The time is 2017. In a time of political unrest, the Black Lives Matter movement took shape following the tragic killings of Trayvon Martin, Michael Brown, and Eric Garner. Professional football players like Colin Kaepernick began taking a knee instead of standing for the national anthem, a stance that split Americans between those who saw it as appallingly unpatriotic and those who viewed it as a symbol of a society that had failed one of its most vulnerable groups.
To say the least, the last thing anybody wanted was Kylie Jenner handing them a Pepsi.
The infamous promo aired in 2017 as part of Pepsi’s “Live for Now” campaign. In it, Kylie Jenner joins a group of protesters approaching a police barricade. She hands one of the officers an ice-cold, refreshing Pepsi, which he drinks with gusto and smiles. The crowd of protesters cheers as Kylie Jenner and a can of Pepsi have apparently just solved racism.

The ad ran for exactly one day before being pulled down, with Pepsi immediately issuing an apology for its tone-deaf approach to a complicated subject matter. However, the ad had an unexpected side effect. Out of nowhere, Sony’s long-discontinued PlayStation Portable started trending on Twitter, four years after the console ended production.
The source of this rise in attention was a call to action on Twitter to point out problematic advertising, with the Sony PSP being called out for a particularly… interesting ad from 2006. Take a look at the picture below, and you can probably guess why.

The print and billboard campaign featured images of a white woman grabbing a Black woman by her face or throat, with the white woman in an aggressive and powerful stance while the Black woman was in a submissive position. The Black woman’s nearly all black-clothing and facial features blended into the black background, while the white woman and her white outfit stood out starkly against the background color. The ad was accompanied by the words “White is coming”.
The ad was meant to convey that the PlayStation Portable, previously only available in black, was getting a new color variation. A slick-looking all white console (which I can personally confirm had a bad habit of discoloring rather quickly).

[Dataset excerpts]
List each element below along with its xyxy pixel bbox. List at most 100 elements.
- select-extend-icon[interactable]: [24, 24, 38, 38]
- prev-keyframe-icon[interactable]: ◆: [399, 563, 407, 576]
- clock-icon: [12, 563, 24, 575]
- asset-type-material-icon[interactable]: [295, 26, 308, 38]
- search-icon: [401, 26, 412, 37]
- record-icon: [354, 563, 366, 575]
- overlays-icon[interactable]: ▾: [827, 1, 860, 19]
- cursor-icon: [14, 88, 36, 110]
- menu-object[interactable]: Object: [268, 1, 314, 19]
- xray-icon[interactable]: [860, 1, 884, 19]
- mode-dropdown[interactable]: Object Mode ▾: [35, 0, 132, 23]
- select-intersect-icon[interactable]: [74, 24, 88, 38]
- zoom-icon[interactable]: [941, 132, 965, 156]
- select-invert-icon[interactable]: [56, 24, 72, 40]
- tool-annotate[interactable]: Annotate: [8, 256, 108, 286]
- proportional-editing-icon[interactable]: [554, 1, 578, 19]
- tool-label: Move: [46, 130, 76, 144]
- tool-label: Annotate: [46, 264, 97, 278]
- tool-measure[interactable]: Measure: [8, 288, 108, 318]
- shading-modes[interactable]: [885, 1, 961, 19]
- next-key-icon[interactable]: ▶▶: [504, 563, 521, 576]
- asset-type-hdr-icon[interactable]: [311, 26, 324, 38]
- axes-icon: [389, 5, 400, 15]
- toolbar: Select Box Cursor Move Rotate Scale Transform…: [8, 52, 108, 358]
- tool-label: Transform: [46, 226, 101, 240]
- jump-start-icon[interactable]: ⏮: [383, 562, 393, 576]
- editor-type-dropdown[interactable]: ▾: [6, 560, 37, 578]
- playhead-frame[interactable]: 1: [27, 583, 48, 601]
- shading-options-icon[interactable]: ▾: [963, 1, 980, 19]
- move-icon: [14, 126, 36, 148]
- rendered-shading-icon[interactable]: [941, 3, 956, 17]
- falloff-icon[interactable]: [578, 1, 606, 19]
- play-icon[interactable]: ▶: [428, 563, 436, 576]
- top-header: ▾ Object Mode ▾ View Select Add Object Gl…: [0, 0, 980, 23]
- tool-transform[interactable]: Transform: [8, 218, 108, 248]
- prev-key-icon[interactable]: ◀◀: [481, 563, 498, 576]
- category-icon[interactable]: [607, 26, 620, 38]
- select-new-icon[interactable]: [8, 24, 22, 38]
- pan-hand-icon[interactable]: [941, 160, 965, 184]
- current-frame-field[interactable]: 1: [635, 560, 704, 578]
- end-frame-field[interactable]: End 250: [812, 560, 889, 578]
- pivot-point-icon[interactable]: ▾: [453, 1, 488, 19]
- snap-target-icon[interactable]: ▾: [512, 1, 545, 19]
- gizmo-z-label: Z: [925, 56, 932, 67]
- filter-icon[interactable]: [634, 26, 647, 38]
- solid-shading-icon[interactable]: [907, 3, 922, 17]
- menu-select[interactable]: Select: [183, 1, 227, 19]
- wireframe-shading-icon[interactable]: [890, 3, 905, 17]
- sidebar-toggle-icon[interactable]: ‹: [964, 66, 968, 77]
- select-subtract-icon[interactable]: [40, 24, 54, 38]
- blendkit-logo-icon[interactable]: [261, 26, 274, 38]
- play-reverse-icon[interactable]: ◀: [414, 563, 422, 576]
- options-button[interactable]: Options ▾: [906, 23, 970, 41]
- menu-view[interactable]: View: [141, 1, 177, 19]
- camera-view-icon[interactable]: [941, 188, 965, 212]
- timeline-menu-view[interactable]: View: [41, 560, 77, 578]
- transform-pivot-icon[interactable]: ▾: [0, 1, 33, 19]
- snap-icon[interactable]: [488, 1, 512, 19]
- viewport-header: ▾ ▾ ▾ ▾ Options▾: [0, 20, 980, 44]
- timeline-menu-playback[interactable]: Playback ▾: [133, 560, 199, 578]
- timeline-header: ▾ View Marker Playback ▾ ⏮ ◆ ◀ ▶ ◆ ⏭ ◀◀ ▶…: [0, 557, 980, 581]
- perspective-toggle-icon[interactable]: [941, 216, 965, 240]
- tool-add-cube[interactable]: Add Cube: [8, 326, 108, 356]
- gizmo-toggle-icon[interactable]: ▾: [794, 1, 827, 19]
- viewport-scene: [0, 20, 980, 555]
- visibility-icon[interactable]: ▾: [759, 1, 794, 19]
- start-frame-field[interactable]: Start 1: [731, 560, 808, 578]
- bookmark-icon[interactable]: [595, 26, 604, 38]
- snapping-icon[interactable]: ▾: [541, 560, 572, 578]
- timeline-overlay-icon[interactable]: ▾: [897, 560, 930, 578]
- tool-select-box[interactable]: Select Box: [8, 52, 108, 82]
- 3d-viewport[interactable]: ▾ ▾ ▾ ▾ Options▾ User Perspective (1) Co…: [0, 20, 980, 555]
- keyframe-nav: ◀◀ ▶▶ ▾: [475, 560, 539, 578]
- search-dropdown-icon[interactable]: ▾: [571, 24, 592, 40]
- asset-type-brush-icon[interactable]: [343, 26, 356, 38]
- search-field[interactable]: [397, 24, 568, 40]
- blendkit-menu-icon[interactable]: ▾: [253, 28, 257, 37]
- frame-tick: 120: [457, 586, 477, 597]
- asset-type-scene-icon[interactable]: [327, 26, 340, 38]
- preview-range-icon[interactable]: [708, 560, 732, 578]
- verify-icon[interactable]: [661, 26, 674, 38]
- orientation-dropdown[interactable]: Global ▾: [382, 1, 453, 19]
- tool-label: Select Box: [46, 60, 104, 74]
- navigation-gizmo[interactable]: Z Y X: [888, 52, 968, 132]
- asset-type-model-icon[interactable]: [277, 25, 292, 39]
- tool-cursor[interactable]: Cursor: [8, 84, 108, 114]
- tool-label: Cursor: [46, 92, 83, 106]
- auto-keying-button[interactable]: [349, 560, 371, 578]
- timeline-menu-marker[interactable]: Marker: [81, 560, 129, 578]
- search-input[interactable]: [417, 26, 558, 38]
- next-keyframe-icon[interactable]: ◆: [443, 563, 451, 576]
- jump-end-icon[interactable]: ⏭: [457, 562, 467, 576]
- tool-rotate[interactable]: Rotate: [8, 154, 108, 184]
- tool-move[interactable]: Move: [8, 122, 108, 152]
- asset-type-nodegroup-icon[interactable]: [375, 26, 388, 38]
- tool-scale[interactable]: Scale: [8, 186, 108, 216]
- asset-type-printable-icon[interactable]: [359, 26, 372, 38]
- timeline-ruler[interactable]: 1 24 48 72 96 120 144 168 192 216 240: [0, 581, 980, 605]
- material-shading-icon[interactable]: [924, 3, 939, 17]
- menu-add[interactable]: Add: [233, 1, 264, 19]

◆ **What the task asks**:
Retype part of the text about the Pepsi and PlayStation Portable ads, starting at the words "The infamous promo" and ending after "console ended production.".

◆ **Result for this exercise**:
The infamous promo aired in 2017 as part of Pepsi’s “Live for Now” campaign. In it, Kylie Jenner joins a group of protesters approaching a police barricade. She hands one of the officers an ice-cold, refreshing Pepsi, which he drinks with gusto and smiles. The crowd of protesters cheers as Kylie Jenner and a can of Pepsi have apparently just solved racism.

The ad ran for exactly one day before being pulled down, with Pepsi immediately issuing an apology for its tone-deaf approach to a complicated subject matter. However, the ad had an unexpected side effect. Out of nowhere, Sony’s long-discontinued PlayStation Portable started trending on Twitter, four years after the console ended production.